To do:
Sort through the data and copy the lines holding the word "text".

Dataset extract:
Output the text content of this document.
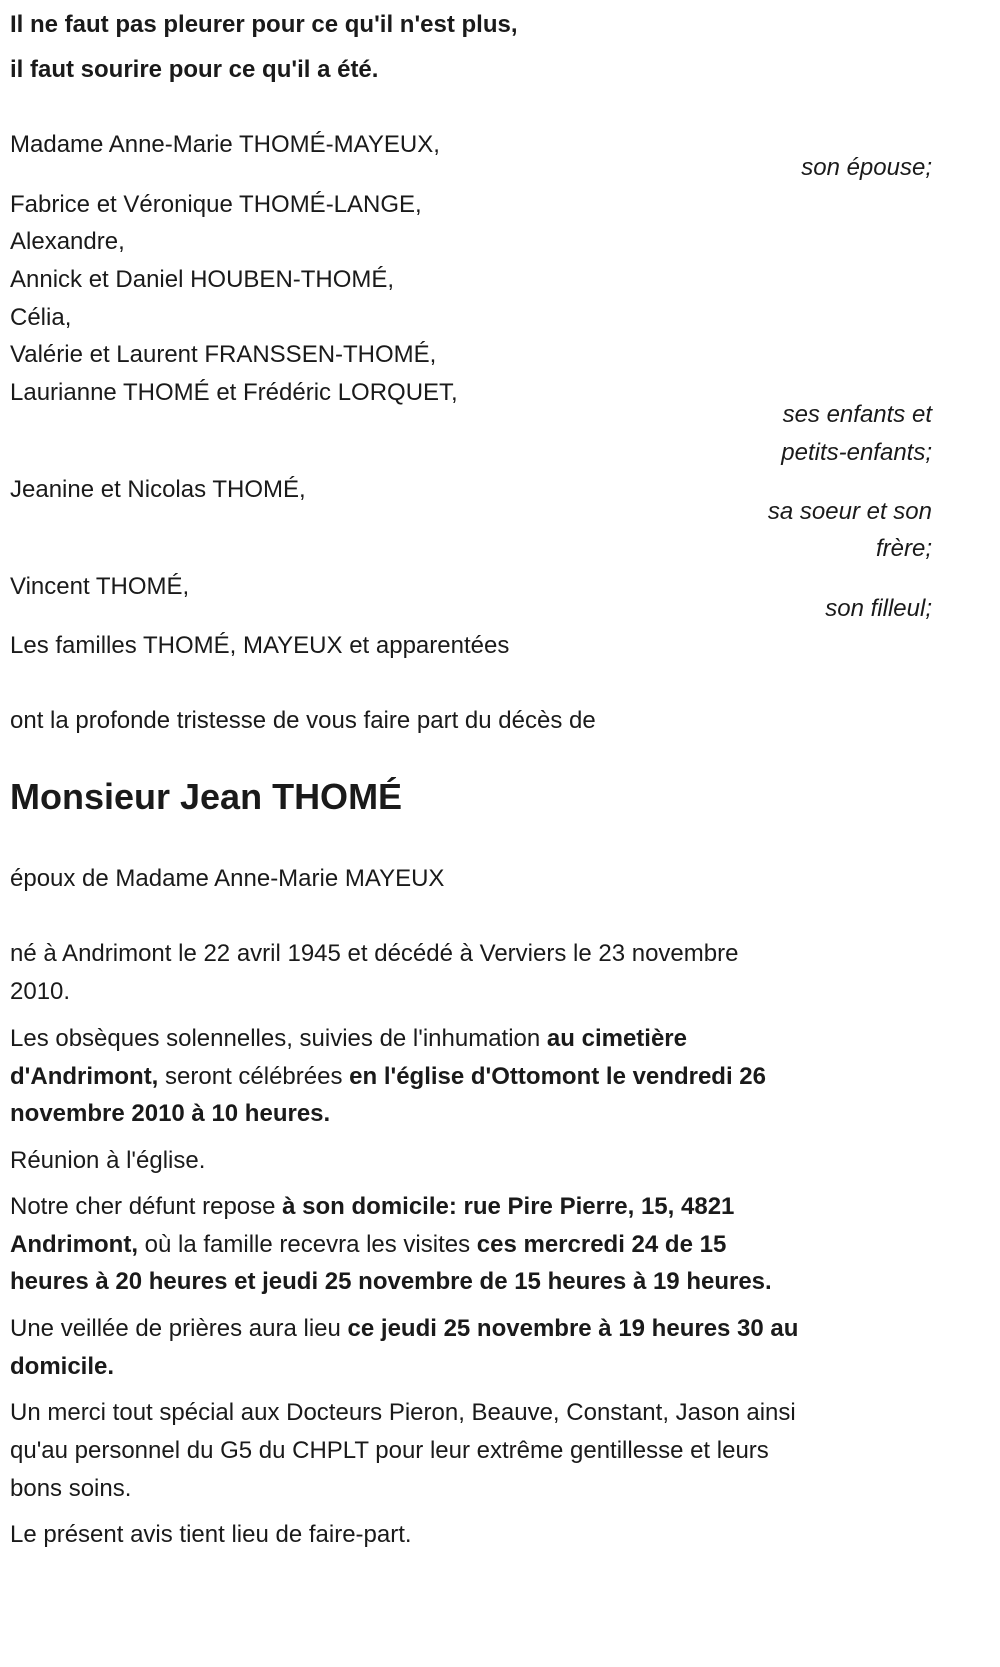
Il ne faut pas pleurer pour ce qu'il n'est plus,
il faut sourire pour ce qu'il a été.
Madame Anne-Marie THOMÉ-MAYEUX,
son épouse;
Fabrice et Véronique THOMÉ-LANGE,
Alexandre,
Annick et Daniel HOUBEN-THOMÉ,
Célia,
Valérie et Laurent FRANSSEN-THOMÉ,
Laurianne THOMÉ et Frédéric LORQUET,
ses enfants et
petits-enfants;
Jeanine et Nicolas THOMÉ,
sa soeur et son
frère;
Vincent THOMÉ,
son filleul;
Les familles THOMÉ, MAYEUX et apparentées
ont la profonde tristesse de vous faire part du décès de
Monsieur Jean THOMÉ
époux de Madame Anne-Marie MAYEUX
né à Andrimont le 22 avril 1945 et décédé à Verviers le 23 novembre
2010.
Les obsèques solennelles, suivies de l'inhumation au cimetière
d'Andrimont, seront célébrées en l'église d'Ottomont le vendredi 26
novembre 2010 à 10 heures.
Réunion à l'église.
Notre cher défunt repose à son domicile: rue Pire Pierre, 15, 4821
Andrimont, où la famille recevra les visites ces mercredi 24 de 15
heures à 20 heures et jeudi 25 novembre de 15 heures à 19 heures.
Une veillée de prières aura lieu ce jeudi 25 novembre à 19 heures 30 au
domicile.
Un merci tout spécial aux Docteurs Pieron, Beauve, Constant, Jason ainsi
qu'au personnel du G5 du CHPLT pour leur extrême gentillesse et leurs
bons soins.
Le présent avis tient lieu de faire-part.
---
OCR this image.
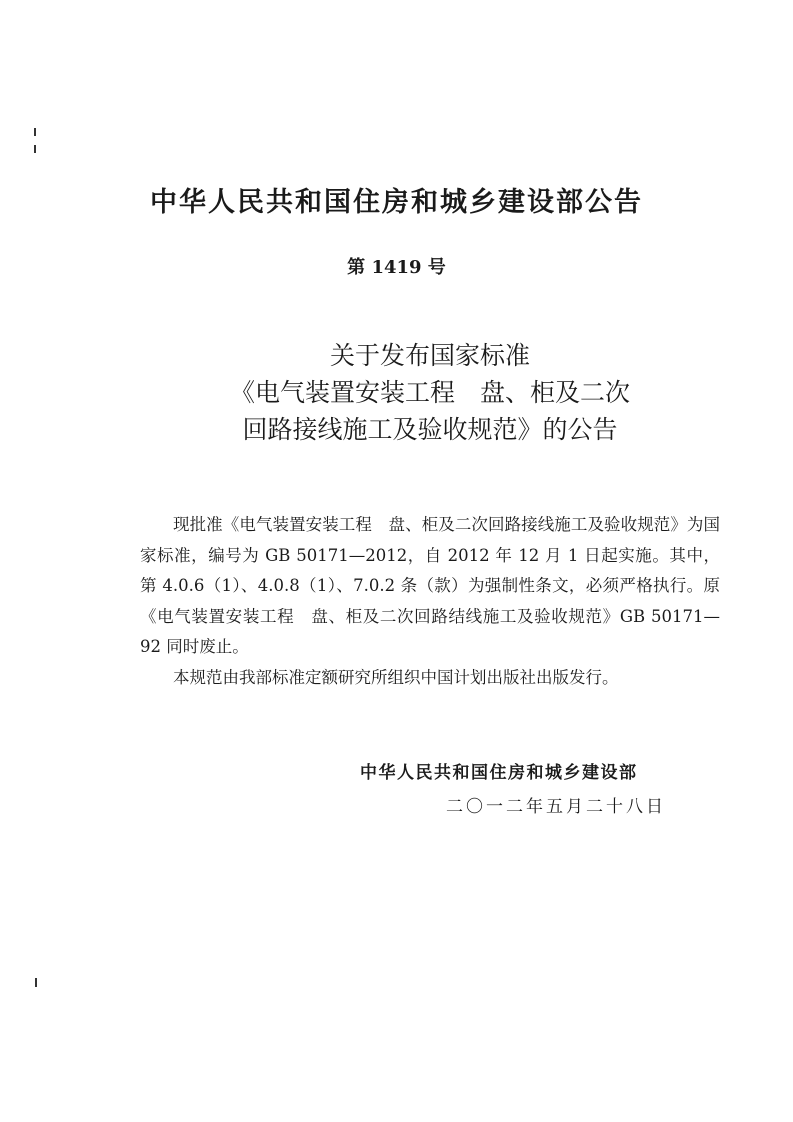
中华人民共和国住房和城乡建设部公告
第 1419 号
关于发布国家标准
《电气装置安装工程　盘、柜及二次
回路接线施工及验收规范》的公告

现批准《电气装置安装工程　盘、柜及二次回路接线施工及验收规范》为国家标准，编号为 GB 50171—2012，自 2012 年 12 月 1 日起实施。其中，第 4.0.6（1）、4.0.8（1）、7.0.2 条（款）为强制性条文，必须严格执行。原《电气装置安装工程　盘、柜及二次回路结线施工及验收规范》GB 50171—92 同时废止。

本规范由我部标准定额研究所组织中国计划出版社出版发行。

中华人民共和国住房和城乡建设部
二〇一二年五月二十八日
==
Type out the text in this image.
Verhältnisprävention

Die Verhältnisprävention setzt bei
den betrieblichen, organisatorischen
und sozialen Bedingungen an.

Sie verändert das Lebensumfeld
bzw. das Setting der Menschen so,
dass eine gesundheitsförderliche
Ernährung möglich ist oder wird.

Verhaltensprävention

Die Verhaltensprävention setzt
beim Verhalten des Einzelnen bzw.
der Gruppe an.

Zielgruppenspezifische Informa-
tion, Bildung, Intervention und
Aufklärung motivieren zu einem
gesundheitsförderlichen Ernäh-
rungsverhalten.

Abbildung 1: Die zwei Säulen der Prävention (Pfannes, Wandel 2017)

Finished exercise:
Output the text content of this document.
Type out the text in this image.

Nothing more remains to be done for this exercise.